-- Task objective --
Your task is to copy every line of the records below that contains "JSON".

BEGIN

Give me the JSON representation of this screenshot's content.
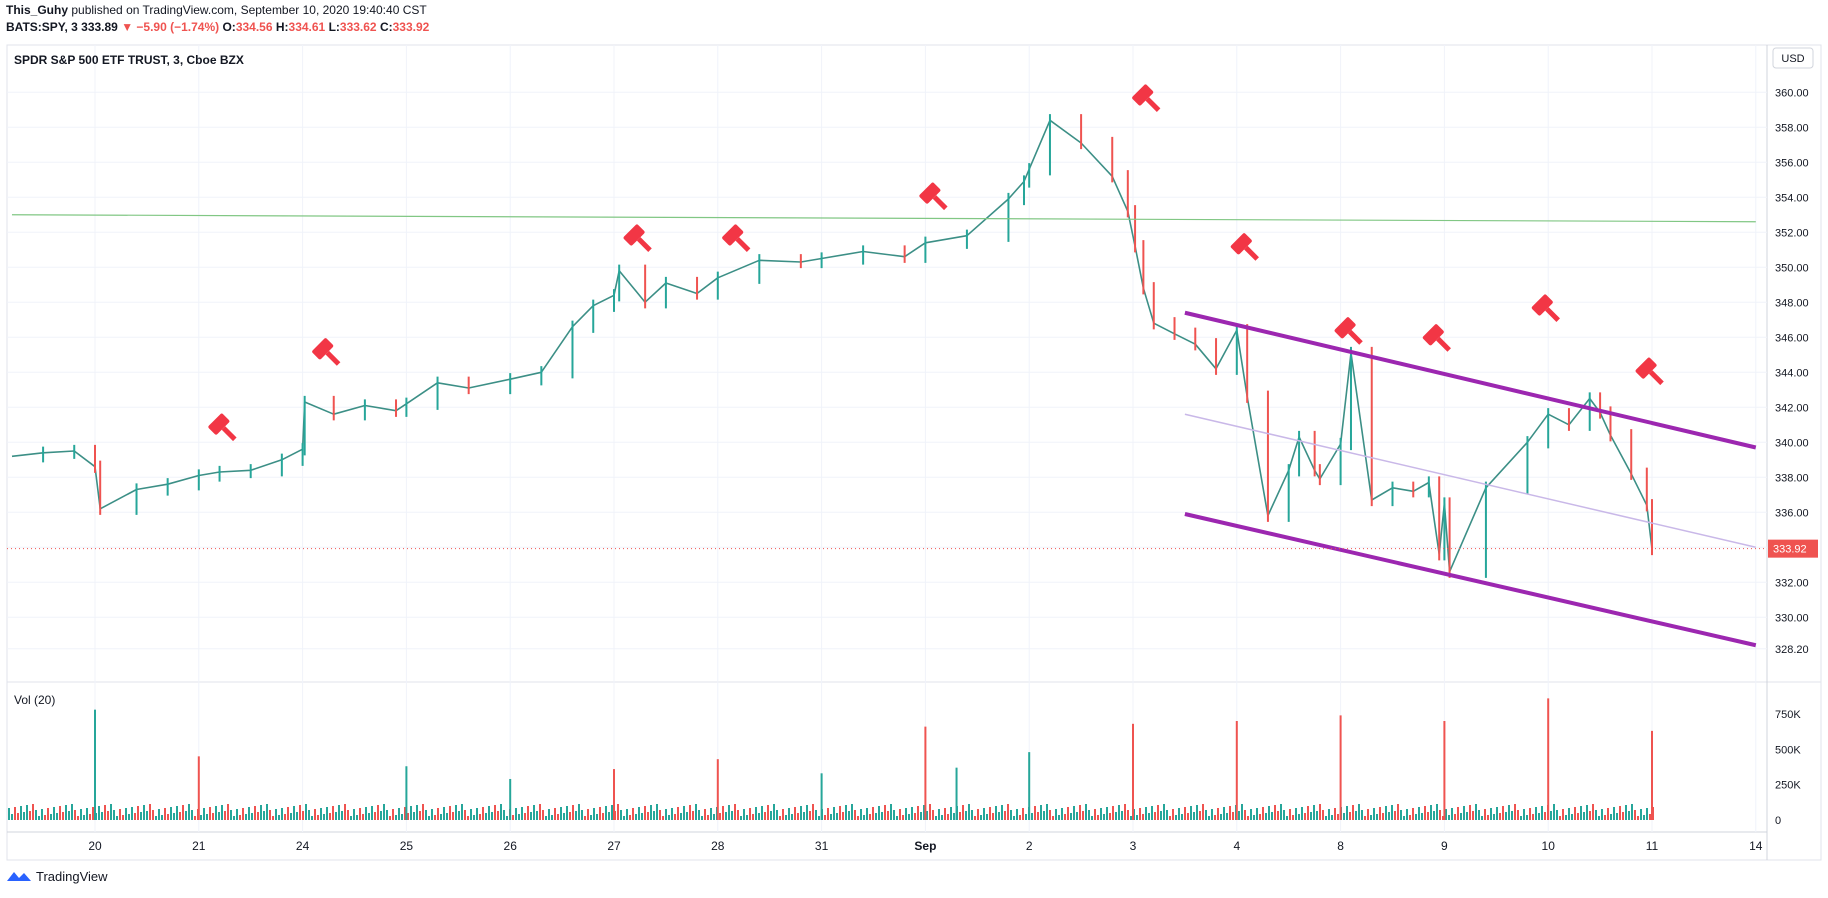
{
  "header": {
    "author": "This_Guhy",
    "published_text": "published on TradingView.com, September 10, 2020 19:40:40 CST",
    "symbol_line": "BATS:SPY, 3",
    "last": "333.89",
    "change": "▼ −5.90 (−1.74%)",
    "o_label": "O:",
    "o_value": "334.56",
    "h_label": "H:",
    "h_value": "334.61",
    "l_label": "L:",
    "l_value": "333.62",
    "c_label": "C:",
    "c_value": "333.92"
  },
  "brand": {
    "name": "TradingView"
  },
  "colors": {
    "up": "#26a69a",
    "down": "#ef5350",
    "channel": "#9c27b0",
    "midline": "#c9b8e8",
    "support": "#81c784",
    "marker": "#f23645",
    "volume_ma": "#ff9800"
  },
  "chart_data": [
    {
      "type": "line",
      "title": "SPDR S&P 500 ETF TRUST, 3, Cboe BZX",
      "currency": "USD",
      "x_label_values": [
        "20",
        "21",
        "24",
        "25",
        "26",
        "27",
        "28",
        "31",
        "Sep",
        "2",
        "3",
        "4",
        "8",
        "9",
        "10",
        "11",
        "14"
      ],
      "y_tick_values": [
        328.2,
        330.0,
        332.0,
        334.0,
        336.0,
        338.0,
        340.0,
        342.0,
        344.0,
        346.0,
        348.0,
        350.0,
        352.0,
        354.0,
        356.0,
        358.0,
        360.0
      ],
      "y_tick_labels": [
        "328.20",
        "330.00",
        "332.00",
        "334.00",
        "336.00",
        "338.00",
        "340.00",
        "342.00",
        "344.00",
        "346.00",
        "348.00",
        "350.00",
        "352.00",
        "354.00",
        "356.00",
        "358.00",
        "360.00"
      ],
      "ylim": [
        326.3,
        362.7
      ],
      "last_price": 333.92,
      "last_price_label": "333.92",
      "series": [
        {
          "x": [
            -0.8,
            -0.5,
            -0.2,
            0,
            0.05,
            0.4,
            0.7,
            1,
            1.2,
            1.5,
            1.8,
            2,
            2.02,
            2.3,
            2.6,
            2.9,
            3,
            3.3,
            3.6,
            4,
            4.3,
            4.6,
            4.8,
            5,
            5.05,
            5.3,
            5.5,
            5.8,
            6,
            6.4,
            6.8,
            7,
            7.4,
            7.8,
            8,
            8.4,
            8.8,
            8.95,
            9,
            9.2,
            9.5,
            9.8,
            9.95,
            10.02,
            10.1,
            10.2,
            10.4,
            10.6,
            10.8,
            11,
            11.1,
            11.3,
            11.5,
            11.6,
            11.75,
            11.8,
            12,
            12.1,
            12.3,
            12.5,
            12.7,
            12.85,
            12.95,
            13,
            13.05,
            13.4,
            13.8,
            14,
            14.2,
            14.4,
            14.5,
            14.6,
            14.8,
            14.95,
            15
          ],
          "y": [
            339.2,
            339.4,
            339.5,
            338.6,
            336.2,
            337.3,
            337.6,
            338.1,
            338.3,
            338.4,
            339.0,
            339.6,
            342.3,
            341.6,
            342.1,
            341.8,
            342.2,
            343.4,
            343.1,
            343.6,
            344.0,
            346.6,
            347.8,
            348.4,
            349.8,
            348.0,
            349.1,
            348.5,
            349.4,
            350.4,
            350.3,
            350.5,
            350.9,
            350.6,
            351.4,
            351.8,
            353.9,
            354.9,
            355.6,
            358.4,
            357.1,
            355.2,
            353.2,
            351.2,
            348.8,
            346.8,
            346.2,
            345.6,
            344.2,
            346.4,
            342.6,
            335.8,
            338.4,
            340.3,
            338.4,
            337.9,
            339.9,
            345.1,
            336.7,
            337.4,
            337.2,
            337.7,
            333.6,
            336.5,
            332.6,
            337.4,
            340.0,
            341.6,
            341.0,
            342.5,
            341.7,
            340.4,
            338.2,
            336.4,
            333.9
          ]
        }
      ],
      "volume": {
        "title": "Vol (20)",
        "y_tick_values": [
          0,
          250000,
          500000,
          750000
        ],
        "y_tick_labels": [
          "0",
          "250K",
          "500K",
          "750K"
        ],
        "ylim": [
          0,
          820000
        ],
        "spikes": [
          {
            "x": 0.0,
            "value": 780000,
            "up": true
          },
          {
            "x": 1.0,
            "value": 450000,
            "up": false
          },
          {
            "x": 3.0,
            "value": 380000,
            "up": true
          },
          {
            "x": 4.0,
            "value": 290000,
            "up": true
          },
          {
            "x": 5.0,
            "value": 360000,
            "up": false
          },
          {
            "x": 6.0,
            "value": 430000,
            "up": false
          },
          {
            "x": 7.0,
            "value": 330000,
            "up": true
          },
          {
            "x": 8.0,
            "value": 660000,
            "up": false
          },
          {
            "x": 8.3,
            "value": 370000,
            "up": true
          },
          {
            "x": 9.0,
            "value": 480000,
            "up": true
          },
          {
            "x": 10.0,
            "value": 680000,
            "up": false
          },
          {
            "x": 11.0,
            "value": 700000,
            "up": false
          },
          {
            "x": 12.0,
            "value": 740000,
            "up": false
          },
          {
            "x": 13.0,
            "value": 700000,
            "up": false
          },
          {
            "x": 14.0,
            "value": 860000,
            "up": false
          },
          {
            "x": 15.0,
            "value": 630000,
            "up": false
          }
        ]
      },
      "annotations": {
        "support_line": {
          "x": [
            -0.8,
            16.0
          ],
          "y": [
            353.0,
            352.6
          ]
        },
        "channel_upper": {
          "x": [
            10.5,
            16.0
          ],
          "y": [
            347.4,
            339.7
          ]
        },
        "channel_middle": {
          "x": [
            10.5,
            16.0
          ],
          "y": [
            341.6,
            334.0
          ]
        },
        "channel_lower": {
          "x": [
            10.5,
            16.0
          ],
          "y": [
            335.9,
            328.4
          ]
        },
        "gavel_markers": [
          {
            "x": 1.2,
            "y": 341.0
          },
          {
            "x": 2.2,
            "y": 345.3
          },
          {
            "x": 5.2,
            "y": 351.8
          },
          {
            "x": 6.15,
            "y": 351.8
          },
          {
            "x": 8.05,
            "y": 354.2
          },
          {
            "x": 10.1,
            "y": 359.8
          },
          {
            "x": 11.05,
            "y": 351.3
          },
          {
            "x": 12.05,
            "y": 346.5
          },
          {
            "x": 12.9,
            "y": 346.1
          },
          {
            "x": 13.95,
            "y": 347.8
          },
          {
            "x": 14.95,
            "y": 344.2
          }
        ]
      }
    }
  ]
}
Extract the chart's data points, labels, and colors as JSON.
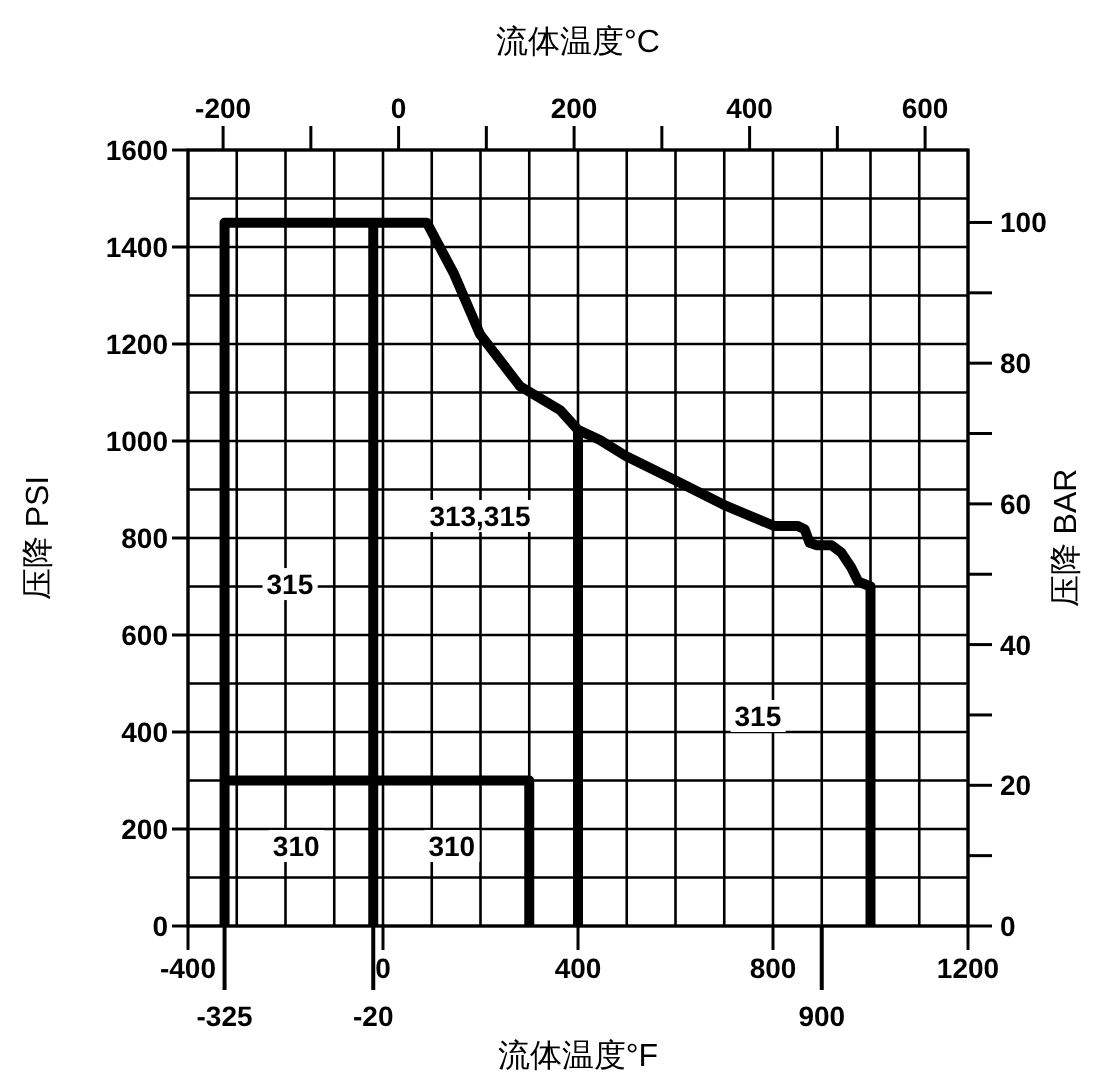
{
  "chart_data": {
    "type": "line",
    "xlabel": "流体温度°F",
    "x2label": "流体温度°C",
    "ylabel": "压降 PSI",
    "y2label": "压降 BAR",
    "xlim": [
      -400,
      1200
    ],
    "xticks": [
      -400,
      {
        "value": -300,
        "label": null
      },
      {
        "value": -200,
        "label": null
      },
      {
        "value": -100,
        "label": null
      },
      0,
      {
        "value": 100,
        "label": null
      },
      {
        "value": 200,
        "label": null
      },
      {
        "value": 300,
        "label": null
      },
      400,
      {
        "value": 500,
        "label": null
      },
      {
        "value": 600,
        "label": null
      },
      {
        "value": 700,
        "label": null
      },
      800,
      {
        "value": 900,
        "label": null
      },
      {
        "value": 1000,
        "label": null
      },
      {
        "value": 1100,
        "label": null
      },
      1200
    ],
    "ylim": [
      0,
      1600
    ],
    "yticks": [
      0,
      {
        "value": 100,
        "label": null
      },
      200,
      {
        "value": 300,
        "label": null
      },
      400,
      {
        "value": 500,
        "label": null
      },
      600,
      {
        "value": 700,
        "label": null
      },
      800,
      {
        "value": 900,
        "label": null
      },
      1000,
      {
        "value": 1100,
        "label": null
      },
      1200,
      {
        "value": 1300,
        "label": null
      },
      1400,
      {
        "value": 1500,
        "label": null
      },
      1600
    ],
    "x2lim": [
      -240,
      648.89
    ],
    "x2ticks": [
      -200,
      {
        "value": -100,
        "label": null
      },
      0,
      {
        "value": 100,
        "label": null
      },
      200,
      {
        "value": 300,
        "label": null
      },
      400,
      {
        "value": 500,
        "label": null
      },
      600
    ],
    "y2lim": [
      0,
      110.3
    ],
    "y2ticks": [
      0,
      {
        "value": 10,
        "label": null
      },
      20,
      {
        "value": 30,
        "label": null
      },
      40,
      {
        "value": 50,
        "label": null
      },
      60,
      {
        "value": 70,
        "label": null
      },
      80,
      {
        "value": 90,
        "label": null
      },
      100
    ],
    "ref_lines": [
      {
        "axis": "x",
        "value": -325,
        "label": "-325"
      },
      {
        "axis": "x",
        "value": -20,
        "label": "-20"
      },
      {
        "axis": "x",
        "value": 900,
        "label": "900"
      }
    ],
    "grid": true,
    "marker": "none",
    "line_style": "solid",
    "series": [
      {
        "color": "#000000",
        "x": [
          -325,
          -325,
          90,
          146,
          199,
          281,
          363,
          400,
          445,
          498,
          597,
          704,
          802,
          850,
          865,
          875,
          890,
          920,
          940,
          960,
          975,
          1000,
          1000
        ],
        "values": [
          0,
          1450,
          1450,
          1344,
          1220,
          1113,
          1064,
          1023,
          1002,
          969,
          920,
          866,
          825,
          825,
          818,
          790,
          785,
          785,
          770,
          740,
          710,
          700,
          0
        ]
      },
      {
        "color": "#000000",
        "x": [
          -20,
          -20
        ],
        "values": [
          0,
          1450
        ]
      },
      {
        "color": "#000000",
        "x": [
          -325,
          300,
          300
        ],
        "values": [
          300,
          300,
          0
        ]
      },
      {
        "color": "#000000",
        "x": [
          400,
          400
        ],
        "values": [
          0,
          1023
        ]
      }
    ],
    "annotations": [
      {
        "text": "315",
        "x": -191,
        "y": 705
      },
      "313,315",
      {
        "text": "310",
        "x": -178,
        "y": 165
      },
      {
        "text": "310",
        "x": 141,
        "y": 165
      },
      {
        "text": "315",
        "x": 769,
        "y": 433
      }
    ]
  }
}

END

-- Answer for the task --
Give me the JSON representation of this screenshot's content.
Extract the chart's data points, labels, and colors as JSON.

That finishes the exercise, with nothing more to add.